▸ GOAL
Output each entry that follows exactly. Images stay out.

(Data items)

--------------------

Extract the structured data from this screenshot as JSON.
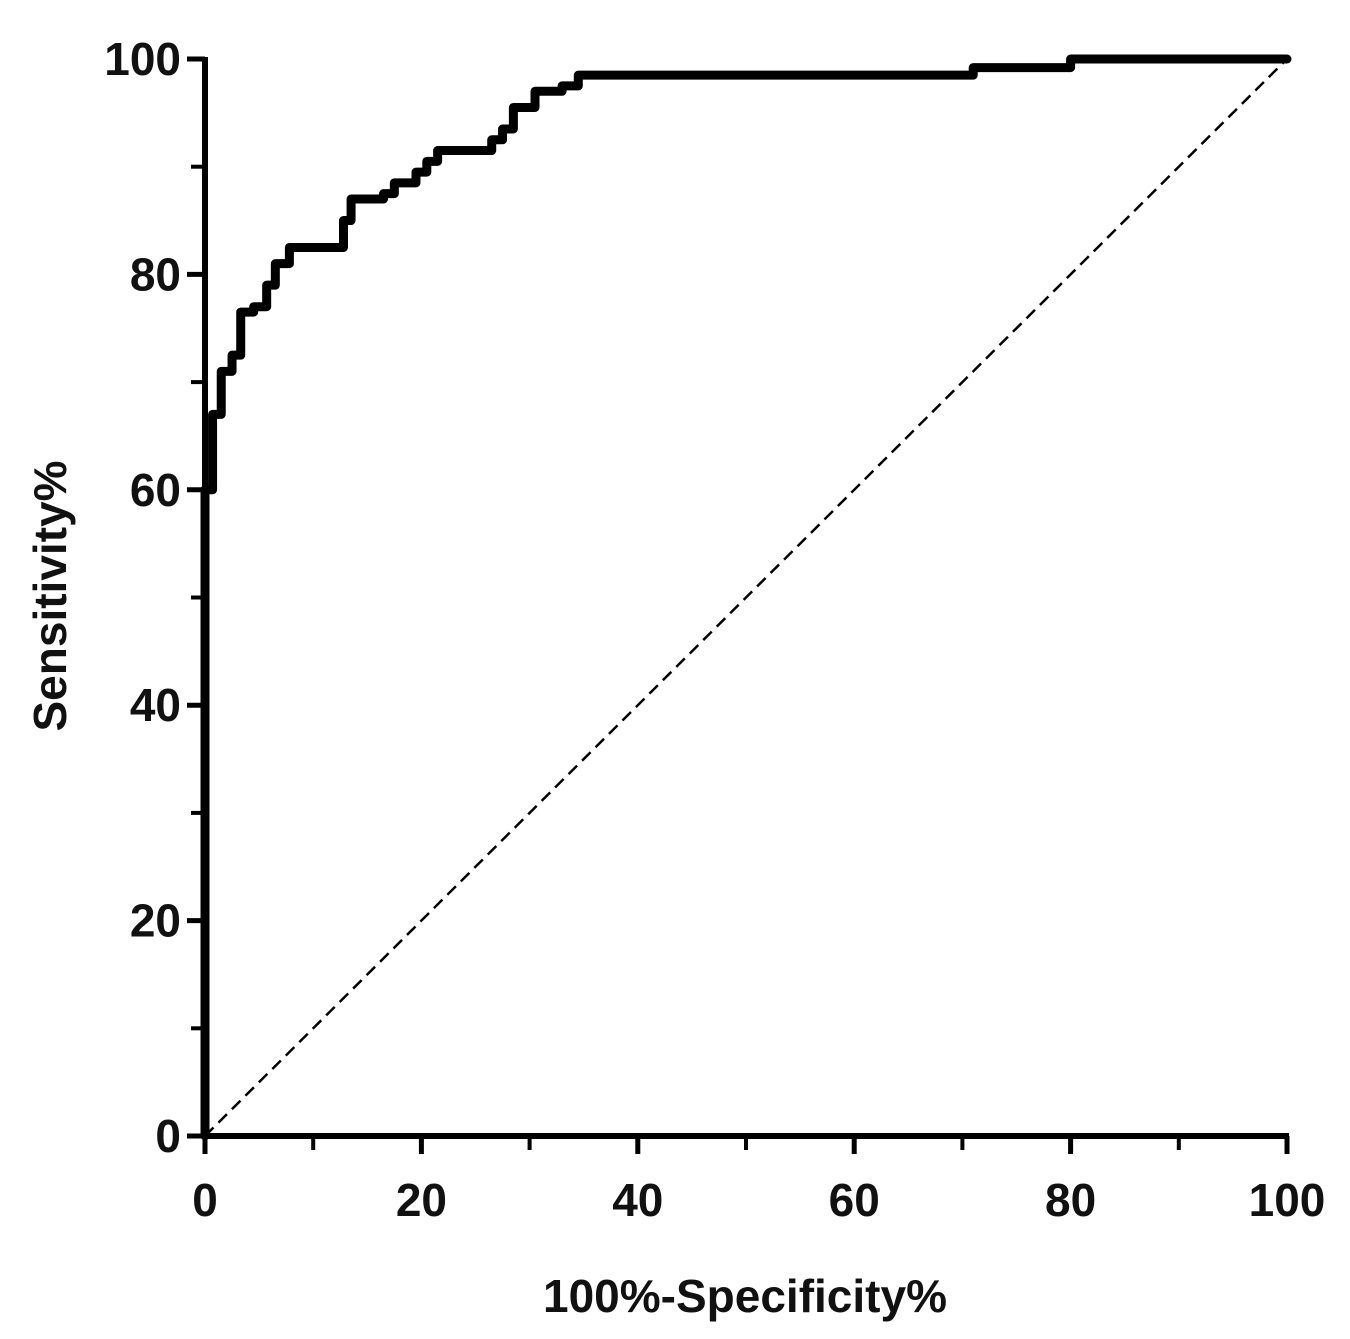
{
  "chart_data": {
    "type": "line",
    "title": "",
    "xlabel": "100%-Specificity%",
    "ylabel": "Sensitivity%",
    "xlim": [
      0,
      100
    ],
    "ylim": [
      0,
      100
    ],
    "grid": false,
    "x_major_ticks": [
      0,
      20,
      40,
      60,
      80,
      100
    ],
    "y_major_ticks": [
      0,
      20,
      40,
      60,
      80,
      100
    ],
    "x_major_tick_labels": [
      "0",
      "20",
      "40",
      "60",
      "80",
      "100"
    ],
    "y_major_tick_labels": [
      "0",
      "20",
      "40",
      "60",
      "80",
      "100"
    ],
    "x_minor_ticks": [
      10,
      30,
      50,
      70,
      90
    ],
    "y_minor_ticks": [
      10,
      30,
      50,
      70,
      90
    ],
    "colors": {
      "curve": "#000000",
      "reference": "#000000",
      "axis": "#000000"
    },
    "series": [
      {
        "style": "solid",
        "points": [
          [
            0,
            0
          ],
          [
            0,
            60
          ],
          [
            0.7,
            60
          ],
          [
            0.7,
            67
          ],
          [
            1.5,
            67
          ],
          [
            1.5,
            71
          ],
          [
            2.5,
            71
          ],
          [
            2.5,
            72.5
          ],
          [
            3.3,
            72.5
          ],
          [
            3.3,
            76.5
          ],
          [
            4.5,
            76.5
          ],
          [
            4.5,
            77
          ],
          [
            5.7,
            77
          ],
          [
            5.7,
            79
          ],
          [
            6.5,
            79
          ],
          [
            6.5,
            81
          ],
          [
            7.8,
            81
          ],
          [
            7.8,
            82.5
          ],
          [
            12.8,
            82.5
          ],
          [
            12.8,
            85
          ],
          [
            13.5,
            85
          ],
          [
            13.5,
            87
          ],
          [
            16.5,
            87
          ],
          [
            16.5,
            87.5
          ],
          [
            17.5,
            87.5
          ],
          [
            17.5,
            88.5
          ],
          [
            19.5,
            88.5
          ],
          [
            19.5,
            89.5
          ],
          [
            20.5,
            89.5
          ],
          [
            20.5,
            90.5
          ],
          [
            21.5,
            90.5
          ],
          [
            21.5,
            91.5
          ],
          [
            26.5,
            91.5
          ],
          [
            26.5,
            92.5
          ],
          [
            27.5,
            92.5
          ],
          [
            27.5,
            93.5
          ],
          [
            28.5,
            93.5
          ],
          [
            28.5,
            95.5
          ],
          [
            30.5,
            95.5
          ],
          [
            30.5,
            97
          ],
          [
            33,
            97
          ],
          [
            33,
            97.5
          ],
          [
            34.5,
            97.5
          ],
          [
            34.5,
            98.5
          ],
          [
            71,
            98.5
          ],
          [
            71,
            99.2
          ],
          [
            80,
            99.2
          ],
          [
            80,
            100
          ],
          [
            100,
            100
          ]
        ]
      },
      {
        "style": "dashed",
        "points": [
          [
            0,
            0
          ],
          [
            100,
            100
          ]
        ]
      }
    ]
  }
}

--------------------

▸ RESULT OF THE TASK
Extract the structured data from this screenshot as JSON.
{
  "chart_data": {
    "type": "line",
    "title": "",
    "xlabel": "100%-Specificity%",
    "ylabel": "Sensitivity%",
    "xlim": [
      0,
      100
    ],
    "ylim": [
      0,
      100
    ],
    "grid": false,
    "x_major_ticks": [
      0,
      20,
      40,
      60,
      80,
      100
    ],
    "y_major_ticks": [
      0,
      20,
      40,
      60,
      80,
      100
    ],
    "x_major_tick_labels": [
      "0",
      "20",
      "40",
      "60",
      "80",
      "100"
    ],
    "y_major_tick_labels": [
      "0",
      "20",
      "40",
      "60",
      "80",
      "100"
    ],
    "x_minor_ticks": [
      10,
      30,
      50,
      70,
      90
    ],
    "y_minor_ticks": [
      10,
      30,
      50,
      70,
      90
    ],
    "colors": {
      "curve": "#000000",
      "reference": "#000000",
      "axis": "#000000"
    },
    "series": [
      {
        "style": "solid",
        "points": [
          [
            0,
            0
          ],
          [
            0,
            60
          ],
          [
            0.7,
            60
          ],
          [
            0.7,
            67
          ],
          [
            1.5,
            67
          ],
          [
            1.5,
            71
          ],
          [
            2.5,
            71
          ],
          [
            2.5,
            72.5
          ],
          [
            3.3,
            72.5
          ],
          [
            3.3,
            76.5
          ],
          [
            4.5,
            76.5
          ],
          [
            4.5,
            77
          ],
          [
            5.7,
            77
          ],
          [
            5.7,
            79
          ],
          [
            6.5,
            79
          ],
          [
            6.5,
            81
          ],
          [
            7.8,
            81
          ],
          [
            7.8,
            82.5
          ],
          [
            12.8,
            82.5
          ],
          [
            12.8,
            85
          ],
          [
            13.5,
            85
          ],
          [
            13.5,
            87
          ],
          [
            16.5,
            87
          ],
          [
            16.5,
            87.5
          ],
          [
            17.5,
            87.5
          ],
          [
            17.5,
            88.5
          ],
          [
            19.5,
            88.5
          ],
          [
            19.5,
            89.5
          ],
          [
            20.5,
            89.5
          ],
          [
            20.5,
            90.5
          ],
          [
            21.5,
            90.5
          ],
          [
            21.5,
            91.5
          ],
          [
            26.5,
            91.5
          ],
          [
            26.5,
            92.5
          ],
          [
            27.5,
            92.5
          ],
          [
            27.5,
            93.5
          ],
          [
            28.5,
            93.5
          ],
          [
            28.5,
            95.5
          ],
          [
            30.5,
            95.5
          ],
          [
            30.5,
            97
          ],
          [
            33,
            97
          ],
          [
            33,
            97.5
          ],
          [
            34.5,
            97.5
          ],
          [
            34.5,
            98.5
          ],
          [
            71,
            98.5
          ],
          [
            71,
            99.2
          ],
          [
            80,
            99.2
          ],
          [
            80,
            100
          ],
          [
            100,
            100
          ]
        ]
      },
      {
        "style": "dashed",
        "points": [
          [
            0,
            0
          ],
          [
            100,
            100
          ]
        ]
      }
    ]
  }
}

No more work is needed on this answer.